- Task directions -
Tally the lines below that contain "value". The number is the whole answer.
-------- Available data --------
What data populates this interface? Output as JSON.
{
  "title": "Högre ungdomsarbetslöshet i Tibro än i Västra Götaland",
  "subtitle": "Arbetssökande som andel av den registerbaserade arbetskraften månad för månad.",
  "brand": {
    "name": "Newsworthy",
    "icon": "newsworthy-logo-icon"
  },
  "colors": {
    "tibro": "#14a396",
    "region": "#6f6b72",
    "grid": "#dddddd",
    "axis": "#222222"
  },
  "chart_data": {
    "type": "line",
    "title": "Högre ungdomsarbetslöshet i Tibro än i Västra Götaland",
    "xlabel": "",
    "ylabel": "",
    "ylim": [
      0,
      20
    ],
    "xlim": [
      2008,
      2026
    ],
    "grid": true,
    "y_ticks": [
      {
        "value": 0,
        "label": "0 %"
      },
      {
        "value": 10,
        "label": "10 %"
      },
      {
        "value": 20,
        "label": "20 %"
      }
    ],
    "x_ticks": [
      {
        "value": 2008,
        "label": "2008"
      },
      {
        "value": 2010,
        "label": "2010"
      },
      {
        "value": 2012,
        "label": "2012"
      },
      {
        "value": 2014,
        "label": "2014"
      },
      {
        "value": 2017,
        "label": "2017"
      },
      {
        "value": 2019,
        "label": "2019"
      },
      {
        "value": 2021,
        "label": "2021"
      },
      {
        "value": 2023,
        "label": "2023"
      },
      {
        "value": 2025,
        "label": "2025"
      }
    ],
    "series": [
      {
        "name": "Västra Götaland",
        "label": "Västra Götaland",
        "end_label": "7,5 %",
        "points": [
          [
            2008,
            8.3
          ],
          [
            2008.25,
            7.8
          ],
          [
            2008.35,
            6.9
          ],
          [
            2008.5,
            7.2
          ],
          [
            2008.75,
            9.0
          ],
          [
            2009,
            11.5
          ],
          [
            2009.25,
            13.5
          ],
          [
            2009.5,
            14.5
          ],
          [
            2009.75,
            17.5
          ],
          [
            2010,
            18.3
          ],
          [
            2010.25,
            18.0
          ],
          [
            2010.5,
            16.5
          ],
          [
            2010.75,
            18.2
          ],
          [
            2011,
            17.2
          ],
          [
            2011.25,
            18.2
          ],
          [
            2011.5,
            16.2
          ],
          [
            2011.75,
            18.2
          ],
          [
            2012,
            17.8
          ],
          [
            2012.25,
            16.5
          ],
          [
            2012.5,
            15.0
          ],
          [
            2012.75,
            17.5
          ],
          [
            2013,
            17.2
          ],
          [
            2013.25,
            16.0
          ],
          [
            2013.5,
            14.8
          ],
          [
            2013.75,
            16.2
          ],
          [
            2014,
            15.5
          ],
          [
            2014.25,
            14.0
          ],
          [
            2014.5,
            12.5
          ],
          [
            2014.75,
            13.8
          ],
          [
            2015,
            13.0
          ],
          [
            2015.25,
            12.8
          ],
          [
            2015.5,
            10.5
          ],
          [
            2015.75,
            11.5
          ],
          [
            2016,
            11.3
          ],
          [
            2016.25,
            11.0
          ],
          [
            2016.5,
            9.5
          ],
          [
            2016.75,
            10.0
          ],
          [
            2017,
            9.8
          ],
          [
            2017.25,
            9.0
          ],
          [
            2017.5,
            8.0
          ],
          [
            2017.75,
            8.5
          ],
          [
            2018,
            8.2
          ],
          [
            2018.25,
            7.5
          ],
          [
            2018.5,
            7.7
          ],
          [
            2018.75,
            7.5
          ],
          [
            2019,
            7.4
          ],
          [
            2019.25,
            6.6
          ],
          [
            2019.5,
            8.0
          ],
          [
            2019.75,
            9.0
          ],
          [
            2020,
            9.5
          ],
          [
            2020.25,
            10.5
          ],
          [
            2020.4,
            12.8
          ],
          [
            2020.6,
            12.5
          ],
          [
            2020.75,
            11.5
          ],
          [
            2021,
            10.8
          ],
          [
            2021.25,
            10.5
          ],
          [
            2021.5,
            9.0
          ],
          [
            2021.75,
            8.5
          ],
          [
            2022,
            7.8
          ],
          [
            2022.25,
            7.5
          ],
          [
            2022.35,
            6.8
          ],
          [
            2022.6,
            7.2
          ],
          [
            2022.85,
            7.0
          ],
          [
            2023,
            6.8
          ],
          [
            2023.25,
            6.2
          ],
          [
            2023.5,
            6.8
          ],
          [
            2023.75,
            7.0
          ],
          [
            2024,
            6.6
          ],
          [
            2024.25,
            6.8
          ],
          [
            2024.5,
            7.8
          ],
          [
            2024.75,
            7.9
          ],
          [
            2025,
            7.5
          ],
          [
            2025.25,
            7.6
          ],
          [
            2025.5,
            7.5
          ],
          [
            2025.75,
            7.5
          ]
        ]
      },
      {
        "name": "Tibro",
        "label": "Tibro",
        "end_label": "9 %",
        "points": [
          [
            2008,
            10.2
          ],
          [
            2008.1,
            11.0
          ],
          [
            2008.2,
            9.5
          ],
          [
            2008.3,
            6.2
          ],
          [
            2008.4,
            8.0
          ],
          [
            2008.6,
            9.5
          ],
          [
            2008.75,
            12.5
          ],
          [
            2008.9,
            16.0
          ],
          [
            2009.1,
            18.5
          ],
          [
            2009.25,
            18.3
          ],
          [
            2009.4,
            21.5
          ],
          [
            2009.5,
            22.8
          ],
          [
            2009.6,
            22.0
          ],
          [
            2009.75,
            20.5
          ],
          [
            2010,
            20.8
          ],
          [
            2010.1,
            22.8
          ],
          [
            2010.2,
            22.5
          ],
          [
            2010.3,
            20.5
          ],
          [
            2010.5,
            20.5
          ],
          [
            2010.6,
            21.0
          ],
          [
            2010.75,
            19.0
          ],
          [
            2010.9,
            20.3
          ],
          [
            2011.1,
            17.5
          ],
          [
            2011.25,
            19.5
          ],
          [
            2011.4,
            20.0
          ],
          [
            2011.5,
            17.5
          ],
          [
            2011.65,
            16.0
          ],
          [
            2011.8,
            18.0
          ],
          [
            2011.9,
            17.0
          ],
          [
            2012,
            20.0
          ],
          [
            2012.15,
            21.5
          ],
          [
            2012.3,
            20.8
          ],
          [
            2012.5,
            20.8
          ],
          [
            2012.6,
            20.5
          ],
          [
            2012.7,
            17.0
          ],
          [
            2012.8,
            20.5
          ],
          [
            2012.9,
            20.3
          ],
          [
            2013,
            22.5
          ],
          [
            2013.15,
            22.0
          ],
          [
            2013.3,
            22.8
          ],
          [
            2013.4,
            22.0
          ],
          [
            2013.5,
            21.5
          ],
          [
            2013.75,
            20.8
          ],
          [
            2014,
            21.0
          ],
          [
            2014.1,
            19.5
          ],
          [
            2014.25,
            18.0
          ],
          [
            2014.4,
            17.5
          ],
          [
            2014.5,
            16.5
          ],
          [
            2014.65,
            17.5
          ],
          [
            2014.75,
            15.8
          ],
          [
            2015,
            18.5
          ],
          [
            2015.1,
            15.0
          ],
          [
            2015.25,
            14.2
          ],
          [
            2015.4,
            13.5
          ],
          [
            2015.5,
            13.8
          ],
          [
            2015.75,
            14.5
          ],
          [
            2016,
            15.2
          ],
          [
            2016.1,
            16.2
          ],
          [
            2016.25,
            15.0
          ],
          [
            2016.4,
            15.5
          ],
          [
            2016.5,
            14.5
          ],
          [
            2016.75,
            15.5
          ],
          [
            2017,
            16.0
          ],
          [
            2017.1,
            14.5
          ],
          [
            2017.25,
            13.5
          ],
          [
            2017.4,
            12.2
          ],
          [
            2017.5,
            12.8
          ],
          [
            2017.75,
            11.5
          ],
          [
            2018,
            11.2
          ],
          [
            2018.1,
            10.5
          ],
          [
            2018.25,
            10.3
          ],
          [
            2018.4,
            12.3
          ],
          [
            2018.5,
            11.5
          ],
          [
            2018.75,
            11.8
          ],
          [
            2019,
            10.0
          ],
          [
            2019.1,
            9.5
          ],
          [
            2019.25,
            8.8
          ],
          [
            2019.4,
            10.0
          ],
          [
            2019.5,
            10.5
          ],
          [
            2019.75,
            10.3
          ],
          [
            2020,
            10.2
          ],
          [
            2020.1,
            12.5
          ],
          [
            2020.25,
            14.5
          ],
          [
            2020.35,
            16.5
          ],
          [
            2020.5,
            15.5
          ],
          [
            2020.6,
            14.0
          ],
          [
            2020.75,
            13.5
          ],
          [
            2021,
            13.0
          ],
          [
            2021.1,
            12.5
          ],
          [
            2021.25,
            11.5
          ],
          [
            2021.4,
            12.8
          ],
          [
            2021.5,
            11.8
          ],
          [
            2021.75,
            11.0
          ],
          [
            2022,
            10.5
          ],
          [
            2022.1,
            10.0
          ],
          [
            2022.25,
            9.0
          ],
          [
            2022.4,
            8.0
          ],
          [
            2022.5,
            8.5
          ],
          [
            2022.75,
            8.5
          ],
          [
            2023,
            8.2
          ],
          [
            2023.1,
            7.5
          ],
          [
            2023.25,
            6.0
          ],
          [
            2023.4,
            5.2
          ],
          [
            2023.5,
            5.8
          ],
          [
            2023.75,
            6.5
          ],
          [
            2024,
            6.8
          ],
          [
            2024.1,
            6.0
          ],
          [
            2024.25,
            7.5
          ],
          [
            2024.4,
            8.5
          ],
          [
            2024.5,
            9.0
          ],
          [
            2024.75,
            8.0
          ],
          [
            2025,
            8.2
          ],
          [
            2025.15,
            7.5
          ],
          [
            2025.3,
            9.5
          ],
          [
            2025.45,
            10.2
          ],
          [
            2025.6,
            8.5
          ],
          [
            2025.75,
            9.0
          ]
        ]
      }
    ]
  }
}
--------
- Reply to the exercise -
12